= DATA ENTRIES =
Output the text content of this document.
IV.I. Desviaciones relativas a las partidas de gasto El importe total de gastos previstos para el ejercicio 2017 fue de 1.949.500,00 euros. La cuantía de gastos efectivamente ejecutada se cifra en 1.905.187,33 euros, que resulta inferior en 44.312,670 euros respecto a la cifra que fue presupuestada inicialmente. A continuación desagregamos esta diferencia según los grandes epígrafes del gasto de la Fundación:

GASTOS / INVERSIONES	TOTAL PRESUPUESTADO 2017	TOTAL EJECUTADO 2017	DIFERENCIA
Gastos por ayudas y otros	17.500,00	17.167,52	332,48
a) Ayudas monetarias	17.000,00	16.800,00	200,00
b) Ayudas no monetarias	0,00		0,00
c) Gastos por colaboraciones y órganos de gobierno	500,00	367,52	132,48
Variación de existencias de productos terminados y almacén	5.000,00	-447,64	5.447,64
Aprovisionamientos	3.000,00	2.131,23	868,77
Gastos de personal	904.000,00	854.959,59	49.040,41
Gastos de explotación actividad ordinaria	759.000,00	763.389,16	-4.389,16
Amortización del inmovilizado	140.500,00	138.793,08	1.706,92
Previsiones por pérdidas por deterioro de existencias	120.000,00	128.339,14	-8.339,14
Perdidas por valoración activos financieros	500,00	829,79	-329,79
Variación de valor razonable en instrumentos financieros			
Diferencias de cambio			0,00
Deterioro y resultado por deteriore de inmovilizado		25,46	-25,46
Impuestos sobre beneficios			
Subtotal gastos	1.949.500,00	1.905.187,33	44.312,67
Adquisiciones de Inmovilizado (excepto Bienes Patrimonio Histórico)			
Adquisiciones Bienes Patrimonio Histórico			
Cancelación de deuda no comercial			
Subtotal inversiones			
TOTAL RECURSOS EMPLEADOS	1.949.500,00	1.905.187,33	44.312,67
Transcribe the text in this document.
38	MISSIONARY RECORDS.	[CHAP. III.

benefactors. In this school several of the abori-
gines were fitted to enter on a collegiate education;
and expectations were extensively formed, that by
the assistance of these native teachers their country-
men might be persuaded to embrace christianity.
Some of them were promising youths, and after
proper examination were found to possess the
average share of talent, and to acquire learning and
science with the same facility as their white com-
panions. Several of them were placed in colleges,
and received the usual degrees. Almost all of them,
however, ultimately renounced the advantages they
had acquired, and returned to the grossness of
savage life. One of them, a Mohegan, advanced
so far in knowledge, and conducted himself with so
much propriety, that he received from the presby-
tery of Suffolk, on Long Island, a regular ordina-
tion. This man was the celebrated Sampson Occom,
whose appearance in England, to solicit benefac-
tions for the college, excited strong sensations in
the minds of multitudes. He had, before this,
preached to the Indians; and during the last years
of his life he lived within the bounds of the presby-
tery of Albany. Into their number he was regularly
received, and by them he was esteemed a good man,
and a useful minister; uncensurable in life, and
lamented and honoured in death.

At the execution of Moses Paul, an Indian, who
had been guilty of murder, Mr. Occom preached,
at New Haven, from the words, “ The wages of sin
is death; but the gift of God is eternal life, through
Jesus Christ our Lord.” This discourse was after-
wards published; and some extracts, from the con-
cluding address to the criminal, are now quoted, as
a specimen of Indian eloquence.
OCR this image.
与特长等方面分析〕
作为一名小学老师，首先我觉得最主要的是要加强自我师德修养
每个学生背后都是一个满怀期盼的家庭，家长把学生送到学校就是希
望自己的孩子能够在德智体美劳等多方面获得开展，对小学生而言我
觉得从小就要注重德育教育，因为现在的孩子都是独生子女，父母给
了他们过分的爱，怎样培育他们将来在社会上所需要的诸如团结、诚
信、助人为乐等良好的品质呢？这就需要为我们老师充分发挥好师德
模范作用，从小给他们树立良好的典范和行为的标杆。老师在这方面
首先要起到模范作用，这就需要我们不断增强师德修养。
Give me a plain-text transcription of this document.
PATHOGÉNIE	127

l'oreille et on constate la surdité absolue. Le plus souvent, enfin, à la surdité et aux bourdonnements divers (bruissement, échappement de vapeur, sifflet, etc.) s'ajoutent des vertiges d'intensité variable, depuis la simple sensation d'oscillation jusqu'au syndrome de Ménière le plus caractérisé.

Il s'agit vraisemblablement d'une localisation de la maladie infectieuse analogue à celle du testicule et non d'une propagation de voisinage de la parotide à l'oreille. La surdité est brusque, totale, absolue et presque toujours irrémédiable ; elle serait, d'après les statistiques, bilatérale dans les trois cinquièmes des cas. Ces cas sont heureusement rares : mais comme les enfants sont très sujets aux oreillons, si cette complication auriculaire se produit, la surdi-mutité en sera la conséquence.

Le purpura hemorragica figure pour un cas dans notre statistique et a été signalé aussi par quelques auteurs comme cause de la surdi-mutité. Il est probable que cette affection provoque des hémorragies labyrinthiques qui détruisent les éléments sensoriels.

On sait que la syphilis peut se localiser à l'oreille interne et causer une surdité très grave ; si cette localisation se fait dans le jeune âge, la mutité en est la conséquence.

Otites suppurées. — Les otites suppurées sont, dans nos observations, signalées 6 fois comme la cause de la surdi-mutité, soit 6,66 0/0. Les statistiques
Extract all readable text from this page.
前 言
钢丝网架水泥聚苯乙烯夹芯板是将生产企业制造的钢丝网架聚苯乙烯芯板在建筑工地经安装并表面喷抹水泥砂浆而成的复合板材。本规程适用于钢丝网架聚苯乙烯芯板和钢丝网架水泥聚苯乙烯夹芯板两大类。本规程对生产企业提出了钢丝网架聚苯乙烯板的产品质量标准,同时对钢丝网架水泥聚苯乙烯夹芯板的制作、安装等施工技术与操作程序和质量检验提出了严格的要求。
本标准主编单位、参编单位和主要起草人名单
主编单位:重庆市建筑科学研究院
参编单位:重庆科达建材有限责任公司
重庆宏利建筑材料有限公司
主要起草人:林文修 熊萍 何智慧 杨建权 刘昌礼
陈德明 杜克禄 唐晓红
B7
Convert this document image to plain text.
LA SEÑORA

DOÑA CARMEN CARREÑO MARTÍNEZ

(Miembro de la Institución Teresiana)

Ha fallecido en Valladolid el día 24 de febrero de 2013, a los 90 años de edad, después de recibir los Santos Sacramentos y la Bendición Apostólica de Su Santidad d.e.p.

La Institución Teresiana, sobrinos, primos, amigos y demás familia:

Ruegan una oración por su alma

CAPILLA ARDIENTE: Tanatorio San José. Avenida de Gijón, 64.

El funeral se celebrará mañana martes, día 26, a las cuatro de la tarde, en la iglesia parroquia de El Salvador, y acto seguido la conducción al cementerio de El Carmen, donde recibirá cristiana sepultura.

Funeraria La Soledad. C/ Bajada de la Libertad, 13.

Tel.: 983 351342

= EXERCISE INSTRUCTIONS =
Only the lines from the one containing "Convert this document image to plain text." through the end of the entries above belong in the answer; repeat them exactly.

= TASK ANSWER =
Convert this document image to plain text.
LA SEÑORA

DOÑA CARMEN CARREÑO MARTÍNEZ

(Miembro de la Institución Teresiana)

Ha fallecido en Valladolid el día 24 de febrero de 2013, a los 90 años de edad, después de recibir los Santos Sacramentos y la Bendición Apostólica de Su Santidad d.e.p.

La Institución Teresiana, sobrinos, primos, amigos y demás familia:

Ruegan una oración por su alma

CAPILLA ARDIENTE: Tanatorio San José. Avenida de Gijón, 64.

El funeral se celebrará mañana martes, día 26, a las cuatro de la tarde, en la iglesia parroquia de El Salvador, y acto seguido la conducción al cementerio de El Carmen, donde recibirá cristiana sepultura.

Funeraria La Soledad. C/ Bajada de la Libertad, 13.

Tel.: 983 351342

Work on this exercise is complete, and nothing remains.